>> Start DATA FOR THIS TASK

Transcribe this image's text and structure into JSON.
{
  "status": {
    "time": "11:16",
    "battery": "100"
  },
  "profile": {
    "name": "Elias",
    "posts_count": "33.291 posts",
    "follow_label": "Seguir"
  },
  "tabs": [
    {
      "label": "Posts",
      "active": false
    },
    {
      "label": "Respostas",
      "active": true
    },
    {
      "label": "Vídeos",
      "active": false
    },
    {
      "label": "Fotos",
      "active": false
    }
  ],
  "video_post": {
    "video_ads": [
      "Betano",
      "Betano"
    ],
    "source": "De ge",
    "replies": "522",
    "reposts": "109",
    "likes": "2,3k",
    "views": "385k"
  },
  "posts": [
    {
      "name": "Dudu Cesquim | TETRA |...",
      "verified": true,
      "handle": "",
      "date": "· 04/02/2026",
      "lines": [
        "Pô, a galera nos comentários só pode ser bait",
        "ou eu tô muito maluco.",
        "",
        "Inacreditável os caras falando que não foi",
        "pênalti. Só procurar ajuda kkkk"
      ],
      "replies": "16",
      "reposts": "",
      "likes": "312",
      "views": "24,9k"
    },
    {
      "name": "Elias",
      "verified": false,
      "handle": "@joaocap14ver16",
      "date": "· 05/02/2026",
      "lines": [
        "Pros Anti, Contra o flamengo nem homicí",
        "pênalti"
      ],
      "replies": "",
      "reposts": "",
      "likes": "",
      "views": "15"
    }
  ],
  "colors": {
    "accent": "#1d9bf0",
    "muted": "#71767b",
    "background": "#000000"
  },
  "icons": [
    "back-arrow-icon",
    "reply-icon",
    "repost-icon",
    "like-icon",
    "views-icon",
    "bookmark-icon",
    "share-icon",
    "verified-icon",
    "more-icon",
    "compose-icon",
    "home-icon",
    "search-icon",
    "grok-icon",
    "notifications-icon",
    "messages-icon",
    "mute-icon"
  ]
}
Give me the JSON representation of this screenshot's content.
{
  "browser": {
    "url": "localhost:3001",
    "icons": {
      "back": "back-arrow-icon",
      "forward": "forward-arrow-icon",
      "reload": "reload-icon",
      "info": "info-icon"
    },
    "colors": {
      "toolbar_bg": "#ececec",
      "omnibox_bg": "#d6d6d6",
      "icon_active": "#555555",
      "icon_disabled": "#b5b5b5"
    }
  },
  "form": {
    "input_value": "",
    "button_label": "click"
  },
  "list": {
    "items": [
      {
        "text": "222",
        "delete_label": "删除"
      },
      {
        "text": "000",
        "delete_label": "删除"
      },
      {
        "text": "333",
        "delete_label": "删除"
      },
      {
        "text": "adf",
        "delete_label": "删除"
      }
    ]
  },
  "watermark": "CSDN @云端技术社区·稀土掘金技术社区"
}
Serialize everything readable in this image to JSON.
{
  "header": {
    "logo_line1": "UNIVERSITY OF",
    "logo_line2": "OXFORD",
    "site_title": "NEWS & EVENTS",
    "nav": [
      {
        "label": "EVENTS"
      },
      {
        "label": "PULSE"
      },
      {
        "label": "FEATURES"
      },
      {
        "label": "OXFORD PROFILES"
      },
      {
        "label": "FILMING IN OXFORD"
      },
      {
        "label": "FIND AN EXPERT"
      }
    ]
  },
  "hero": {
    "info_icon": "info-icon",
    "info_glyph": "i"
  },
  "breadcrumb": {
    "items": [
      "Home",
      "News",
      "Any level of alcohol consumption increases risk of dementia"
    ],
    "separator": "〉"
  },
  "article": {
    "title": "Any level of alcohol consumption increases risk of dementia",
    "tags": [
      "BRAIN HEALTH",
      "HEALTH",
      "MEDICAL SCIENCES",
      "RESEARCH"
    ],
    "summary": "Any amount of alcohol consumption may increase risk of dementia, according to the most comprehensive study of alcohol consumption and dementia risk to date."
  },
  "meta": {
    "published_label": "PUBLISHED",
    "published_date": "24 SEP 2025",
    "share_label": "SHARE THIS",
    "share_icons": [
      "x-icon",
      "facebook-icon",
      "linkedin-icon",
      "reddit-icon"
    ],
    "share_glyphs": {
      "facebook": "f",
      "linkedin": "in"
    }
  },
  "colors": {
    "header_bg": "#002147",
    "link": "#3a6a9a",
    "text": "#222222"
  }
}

>> End DATA FOR THIS TASK

=== SET PROBLEM ===
The entries above should be repeated exactly, every one of them.

=== RESPONSE TO THIS TASK ===
Transcribe this image's text and structure into JSON.
{
  "status": {
    "time": "11:16",
    "battery": "100"
  },
  "profile": {
    "name": "Elias",
    "posts_count": "33.291 posts",
    "follow_label": "Seguir"
  },
  "tabs": [
    {
      "label": "Posts",
      "active": false
    },
    {
      "label": "Respostas",
      "active": true
    },
    {
      "label": "Vídeos",
      "active": false
    },
    {
      "label": "Fotos",
      "active": false
    }
  ],
  "video_post": {
    "video_ads": [
      "Betano",
      "Betano"
    ],
    "source": "De ge",
    "replies": "522",
    "reposts": "109",
    "likes": "2,3k",
    "views": "385k"
  },
  "posts": [
    {
      "name": "Dudu Cesquim | TETRA |...",
      "verified": true,
      "handle": "",
      "date": "· 04/02/2026",
      "lines": [
        "Pô, a galera nos comentários só pode ser bait",
        "ou eu tô muito maluco.",
        "",
        "Inacreditável os caras falando que não foi",
        "pênalti. Só procurar ajuda kkkk"
      ],
      "replies": "16",
      "reposts": "",
      "likes": "312",
      "views": "24,9k"
    },
    {
      "name": "Elias",
      "verified": false,
      "handle": "@joaocap14ver16",
      "date": "· 05/02/2026",
      "lines": [
        "Pros Anti, Contra o flamengo nem homicí",
        "pênalti"
      ],
      "replies": "",
      "reposts": "",
      "likes": "",
      "views": "15"
    }
  ],
  "colors": {
    "accent": "#1d9bf0",
    "muted": "#71767b",
    "background": "#000000"
  },
  "icons": [
    "back-arrow-icon",
    "reply-icon",
    "repost-icon",
    "like-icon",
    "views-icon",
    "bookmark-icon",
    "share-icon",
    "verified-icon",
    "more-icon",
    "compose-icon",
    "home-icon",
    "search-icon",
    "grok-icon",
    "notifications-icon",
    "messages-icon",
    "mute-icon"
  ]
}
Give me the JSON representation of this screenshot's content.
{
  "browser": {
    "url": "localhost:3001",
    "icons": {
      "back": "back-arrow-icon",
      "forward": "forward-arrow-icon",
      "reload": "reload-icon",
      "info": "info-icon"
    },
    "colors": {
      "toolbar_bg": "#ececec",
      "omnibox_bg": "#d6d6d6",
      "icon_active": "#555555",
      "icon_disabled": "#b5b5b5"
    }
  },
  "form": {
    "input_value": "",
    "button_label": "click"
  },
  "list": {
    "items": [
      {
        "text": "222",
        "delete_label": "删除"
      },
      {
        "text": "000",
        "delete_label": "删除"
      },
      {
        "text": "333",
        "delete_label": "删除"
      },
      {
        "text": "adf",
        "delete_label": "删除"
      }
    ]
  },
  "watermark": "CSDN @云端技术社区·稀土掘金技术社区"
}
Serialize everything readable in this image to JSON.
{
  "header": {
    "logo_line1": "UNIVERSITY OF",
    "logo_line2": "OXFORD",
    "site_title": "NEWS & EVENTS",
    "nav": [
      {
        "label": "EVENTS"
      },
      {
        "label": "PULSE"
      },
      {
        "label": "FEATURES"
      },
      {
        "label": "OXFORD PROFILES"
      },
      {
        "label": "FILMING IN OXFORD"
      },
      {
        "label": "FIND AN EXPERT"
      }
    ]
  },
  "hero": {
    "info_icon": "info-icon",
    "info_glyph": "i"
  },
  "breadcrumb": {
    "items": [
      "Home",
      "News",
      "Any level of alcohol consumption increases risk of dementia"
    ],
    "separator": "〉"
  },
  "article": {
    "title": "Any level of alcohol consumption increases risk of dementia",
    "tags": [
      "BRAIN HEALTH",
      "HEALTH",
      "MEDICAL SCIENCES",
      "RESEARCH"
    ],
    "summary": "Any amount of alcohol consumption may increase risk of dementia, according to the most comprehensive study of alcohol consumption and dementia risk to date."
  },
  "meta": {
    "published_label": "PUBLISHED",
    "published_date": "24 SEP 2025",
    "share_label": "SHARE THIS",
    "share_icons": [
      "x-icon",
      "facebook-icon",
      "linkedin-icon",
      "reddit-icon"
    ],
    "share_glyphs": {
      "facebook": "f",
      "linkedin": "in"
    }
  },
  "colors": {
    "header_bg": "#002147",
    "link": "#3a6a9a",
    "text": "#222222"
  }
}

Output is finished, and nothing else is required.